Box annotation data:
----
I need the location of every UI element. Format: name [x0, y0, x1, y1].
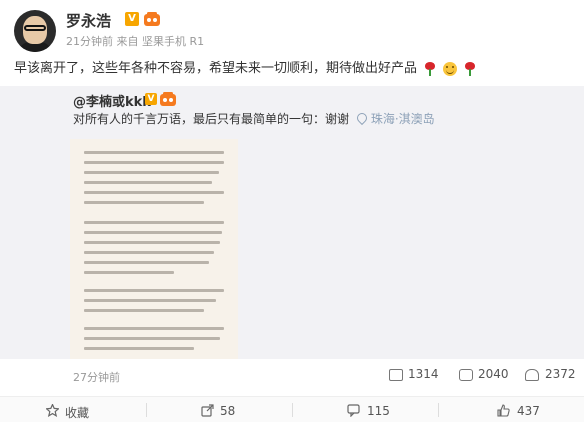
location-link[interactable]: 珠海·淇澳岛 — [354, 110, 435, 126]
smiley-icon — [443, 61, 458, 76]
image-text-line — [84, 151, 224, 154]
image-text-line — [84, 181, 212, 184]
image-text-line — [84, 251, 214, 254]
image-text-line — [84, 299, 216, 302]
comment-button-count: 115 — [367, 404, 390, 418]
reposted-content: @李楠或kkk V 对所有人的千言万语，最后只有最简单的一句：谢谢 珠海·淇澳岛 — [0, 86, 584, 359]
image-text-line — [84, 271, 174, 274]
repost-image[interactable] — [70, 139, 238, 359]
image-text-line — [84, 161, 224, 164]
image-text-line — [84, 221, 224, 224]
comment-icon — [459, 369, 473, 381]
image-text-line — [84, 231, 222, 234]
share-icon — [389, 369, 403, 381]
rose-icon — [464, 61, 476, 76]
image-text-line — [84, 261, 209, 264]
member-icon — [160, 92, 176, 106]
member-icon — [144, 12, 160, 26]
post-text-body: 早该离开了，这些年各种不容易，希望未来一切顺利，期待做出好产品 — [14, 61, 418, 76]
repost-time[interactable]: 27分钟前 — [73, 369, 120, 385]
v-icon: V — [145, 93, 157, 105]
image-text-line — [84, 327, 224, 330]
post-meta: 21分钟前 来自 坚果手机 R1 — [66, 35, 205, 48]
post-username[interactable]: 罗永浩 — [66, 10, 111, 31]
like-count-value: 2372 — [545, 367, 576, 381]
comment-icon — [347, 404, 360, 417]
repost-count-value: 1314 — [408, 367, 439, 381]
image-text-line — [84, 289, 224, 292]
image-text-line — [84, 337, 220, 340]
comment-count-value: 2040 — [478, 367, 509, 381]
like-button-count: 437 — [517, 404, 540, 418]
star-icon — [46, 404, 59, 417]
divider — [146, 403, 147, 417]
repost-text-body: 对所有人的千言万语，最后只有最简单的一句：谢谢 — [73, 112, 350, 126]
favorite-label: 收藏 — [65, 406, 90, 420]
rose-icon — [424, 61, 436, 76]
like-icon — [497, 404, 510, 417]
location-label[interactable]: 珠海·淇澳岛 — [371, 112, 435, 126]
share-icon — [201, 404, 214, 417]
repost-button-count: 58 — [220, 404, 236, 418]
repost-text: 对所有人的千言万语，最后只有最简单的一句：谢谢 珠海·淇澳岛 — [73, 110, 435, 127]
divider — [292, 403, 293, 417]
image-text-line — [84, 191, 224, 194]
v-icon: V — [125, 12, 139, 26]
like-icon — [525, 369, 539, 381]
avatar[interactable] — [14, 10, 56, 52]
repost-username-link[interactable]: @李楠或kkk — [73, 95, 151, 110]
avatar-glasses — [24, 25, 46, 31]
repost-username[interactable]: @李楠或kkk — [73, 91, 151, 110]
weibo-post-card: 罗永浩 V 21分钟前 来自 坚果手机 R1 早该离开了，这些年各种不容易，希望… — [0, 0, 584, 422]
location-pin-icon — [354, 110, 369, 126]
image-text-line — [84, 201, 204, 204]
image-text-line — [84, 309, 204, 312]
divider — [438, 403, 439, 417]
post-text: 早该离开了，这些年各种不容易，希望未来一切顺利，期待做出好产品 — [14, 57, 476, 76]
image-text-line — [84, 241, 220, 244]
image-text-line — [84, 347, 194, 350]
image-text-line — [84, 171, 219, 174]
----
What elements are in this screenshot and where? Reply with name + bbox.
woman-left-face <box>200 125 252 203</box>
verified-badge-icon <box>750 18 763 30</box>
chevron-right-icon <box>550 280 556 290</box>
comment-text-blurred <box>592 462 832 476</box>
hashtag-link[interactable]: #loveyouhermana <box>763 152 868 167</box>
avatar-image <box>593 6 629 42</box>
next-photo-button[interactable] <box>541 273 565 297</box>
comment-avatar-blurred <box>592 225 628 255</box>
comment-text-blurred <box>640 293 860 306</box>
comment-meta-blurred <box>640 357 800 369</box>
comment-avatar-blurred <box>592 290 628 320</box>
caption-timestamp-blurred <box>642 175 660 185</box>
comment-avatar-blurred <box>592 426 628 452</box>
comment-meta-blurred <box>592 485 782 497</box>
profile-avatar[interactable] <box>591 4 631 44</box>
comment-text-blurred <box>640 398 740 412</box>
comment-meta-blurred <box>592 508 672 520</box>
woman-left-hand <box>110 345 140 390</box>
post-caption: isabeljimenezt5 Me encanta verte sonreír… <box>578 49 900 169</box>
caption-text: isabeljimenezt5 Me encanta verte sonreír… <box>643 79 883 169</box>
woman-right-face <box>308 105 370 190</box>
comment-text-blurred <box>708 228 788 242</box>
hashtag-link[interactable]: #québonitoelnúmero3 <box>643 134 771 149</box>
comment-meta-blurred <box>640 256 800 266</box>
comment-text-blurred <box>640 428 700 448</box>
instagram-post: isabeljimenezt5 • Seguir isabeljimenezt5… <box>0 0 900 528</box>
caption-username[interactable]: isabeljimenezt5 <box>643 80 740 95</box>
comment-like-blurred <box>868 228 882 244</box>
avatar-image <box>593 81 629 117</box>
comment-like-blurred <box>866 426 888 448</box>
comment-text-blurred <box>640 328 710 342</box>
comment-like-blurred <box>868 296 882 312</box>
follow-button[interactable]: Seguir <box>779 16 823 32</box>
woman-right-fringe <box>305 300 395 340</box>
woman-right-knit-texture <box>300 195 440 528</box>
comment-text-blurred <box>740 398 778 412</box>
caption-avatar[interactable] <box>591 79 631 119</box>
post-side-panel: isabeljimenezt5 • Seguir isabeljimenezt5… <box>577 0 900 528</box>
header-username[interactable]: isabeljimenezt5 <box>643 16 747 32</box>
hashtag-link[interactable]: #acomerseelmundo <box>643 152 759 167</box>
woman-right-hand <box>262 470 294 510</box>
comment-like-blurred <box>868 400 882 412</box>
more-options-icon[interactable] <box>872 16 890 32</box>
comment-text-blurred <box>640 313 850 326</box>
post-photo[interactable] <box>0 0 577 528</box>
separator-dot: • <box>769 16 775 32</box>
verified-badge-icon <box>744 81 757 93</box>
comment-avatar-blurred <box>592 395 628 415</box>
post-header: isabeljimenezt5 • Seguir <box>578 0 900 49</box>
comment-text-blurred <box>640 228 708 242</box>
----
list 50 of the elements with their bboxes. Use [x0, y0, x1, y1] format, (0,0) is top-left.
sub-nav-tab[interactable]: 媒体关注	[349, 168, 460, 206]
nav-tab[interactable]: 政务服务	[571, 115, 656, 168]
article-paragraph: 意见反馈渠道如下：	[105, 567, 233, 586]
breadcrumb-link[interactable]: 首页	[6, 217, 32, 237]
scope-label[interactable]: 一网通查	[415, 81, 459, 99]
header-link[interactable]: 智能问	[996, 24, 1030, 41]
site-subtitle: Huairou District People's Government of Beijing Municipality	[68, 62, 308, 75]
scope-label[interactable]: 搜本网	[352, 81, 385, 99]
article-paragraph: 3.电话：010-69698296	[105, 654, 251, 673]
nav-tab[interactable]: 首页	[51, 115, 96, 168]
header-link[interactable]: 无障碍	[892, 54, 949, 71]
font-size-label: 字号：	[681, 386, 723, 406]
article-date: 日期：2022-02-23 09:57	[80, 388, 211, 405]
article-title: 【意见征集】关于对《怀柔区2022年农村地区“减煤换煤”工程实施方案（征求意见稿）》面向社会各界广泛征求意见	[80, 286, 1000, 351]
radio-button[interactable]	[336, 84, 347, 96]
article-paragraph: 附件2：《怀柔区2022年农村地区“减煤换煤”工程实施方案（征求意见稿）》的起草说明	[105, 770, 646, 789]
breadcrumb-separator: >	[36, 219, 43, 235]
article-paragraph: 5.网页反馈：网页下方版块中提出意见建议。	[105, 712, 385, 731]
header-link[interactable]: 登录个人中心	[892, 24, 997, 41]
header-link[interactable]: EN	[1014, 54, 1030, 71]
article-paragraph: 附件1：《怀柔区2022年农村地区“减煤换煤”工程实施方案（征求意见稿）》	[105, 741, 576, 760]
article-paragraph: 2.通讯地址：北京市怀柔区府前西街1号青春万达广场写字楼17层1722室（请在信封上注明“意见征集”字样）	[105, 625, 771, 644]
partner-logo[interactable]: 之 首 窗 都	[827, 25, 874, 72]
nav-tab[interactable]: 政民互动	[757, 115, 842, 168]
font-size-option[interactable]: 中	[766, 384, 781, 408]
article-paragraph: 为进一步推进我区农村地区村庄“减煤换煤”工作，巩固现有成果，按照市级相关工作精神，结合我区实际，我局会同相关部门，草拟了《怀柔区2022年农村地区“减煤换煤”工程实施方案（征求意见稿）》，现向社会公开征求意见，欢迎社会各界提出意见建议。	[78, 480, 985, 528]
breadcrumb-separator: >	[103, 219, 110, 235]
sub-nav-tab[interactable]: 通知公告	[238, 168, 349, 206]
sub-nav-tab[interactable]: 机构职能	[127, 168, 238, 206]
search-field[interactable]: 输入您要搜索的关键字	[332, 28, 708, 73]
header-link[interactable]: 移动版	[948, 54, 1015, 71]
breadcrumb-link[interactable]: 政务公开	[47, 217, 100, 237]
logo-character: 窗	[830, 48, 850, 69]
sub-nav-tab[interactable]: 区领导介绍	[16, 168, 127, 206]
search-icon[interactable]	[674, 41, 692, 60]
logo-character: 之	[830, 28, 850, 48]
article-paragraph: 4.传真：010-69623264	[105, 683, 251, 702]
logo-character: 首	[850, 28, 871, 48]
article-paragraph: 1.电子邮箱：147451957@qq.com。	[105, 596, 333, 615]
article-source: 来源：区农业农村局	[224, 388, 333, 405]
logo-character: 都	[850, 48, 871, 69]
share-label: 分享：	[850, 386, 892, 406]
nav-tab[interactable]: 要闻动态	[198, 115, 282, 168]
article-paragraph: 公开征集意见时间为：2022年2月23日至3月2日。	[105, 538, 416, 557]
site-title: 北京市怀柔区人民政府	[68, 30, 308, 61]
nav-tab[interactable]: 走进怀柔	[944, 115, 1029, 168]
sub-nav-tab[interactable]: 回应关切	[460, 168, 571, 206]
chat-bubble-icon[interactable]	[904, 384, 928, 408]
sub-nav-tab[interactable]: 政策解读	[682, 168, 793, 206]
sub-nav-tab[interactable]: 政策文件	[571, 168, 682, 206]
----
Copy the lines of the material verbatim, from the line containing "What elements are" through the line containing "comment-avatar-blurred <box>592 290".

Exercise answer:
What elements are in this screenshot and where? Reply with name + bbox.
woman-left-face <box>200 125 252 203</box>
verified-badge-icon <box>750 18 763 30</box>
chevron-right-icon <box>550 280 556 290</box>
comment-text-blurred <box>592 462 832 476</box>
hashtag-link[interactable]: #loveyouhermana <box>763 152 868 167</box>
avatar-image <box>593 6 629 42</box>
next-photo-button[interactable] <box>541 273 565 297</box>
comment-avatar-blurred <box>592 225 628 255</box>
comment-text-blurred <box>640 293 860 306</box>
comment-meta-blurred <box>640 357 800 369</box>
comment-avatar-blurred <box>592 290 628 320</box>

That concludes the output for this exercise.